| Data entries |
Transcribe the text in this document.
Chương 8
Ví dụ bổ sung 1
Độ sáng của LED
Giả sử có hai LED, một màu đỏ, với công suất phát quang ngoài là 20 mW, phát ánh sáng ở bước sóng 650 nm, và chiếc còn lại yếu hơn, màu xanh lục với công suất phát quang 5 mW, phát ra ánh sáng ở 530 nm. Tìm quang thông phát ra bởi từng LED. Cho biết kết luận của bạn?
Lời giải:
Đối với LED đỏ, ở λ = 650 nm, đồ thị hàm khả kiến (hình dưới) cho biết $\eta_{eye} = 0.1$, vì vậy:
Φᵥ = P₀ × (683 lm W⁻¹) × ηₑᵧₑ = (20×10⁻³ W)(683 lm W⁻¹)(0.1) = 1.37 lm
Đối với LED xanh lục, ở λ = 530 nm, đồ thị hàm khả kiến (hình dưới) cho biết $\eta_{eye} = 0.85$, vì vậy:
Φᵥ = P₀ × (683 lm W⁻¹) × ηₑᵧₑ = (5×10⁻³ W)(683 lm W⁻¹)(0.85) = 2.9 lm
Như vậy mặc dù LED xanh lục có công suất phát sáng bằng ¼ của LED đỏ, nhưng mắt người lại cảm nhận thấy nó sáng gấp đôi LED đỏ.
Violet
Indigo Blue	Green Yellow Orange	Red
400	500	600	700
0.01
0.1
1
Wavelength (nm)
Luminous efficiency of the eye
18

| Written request |
Copy out each line that contains the word "phát".

| Solution for this problem |
Giả sử có hai LED, một màu đỏ, với công suất phát quang ngoài là 20 mW, phát ánh sáng ở bước sóng 650 nm, và chiếc còn lại yếu hơn, màu xanh lục với công suất phát quang 5 mW, phát ra ánh sáng ở 530 nm. Tìm quang thông phát ra bởi từng LED. Cho biết kết luận của bạn?
Như vậy mặc dù LED xanh lục có công suất phát sáng bằng ¼ của LED đỏ, nhưng mắt người lại cảm nhận thấy nó sáng gấp đôi LED đỏ.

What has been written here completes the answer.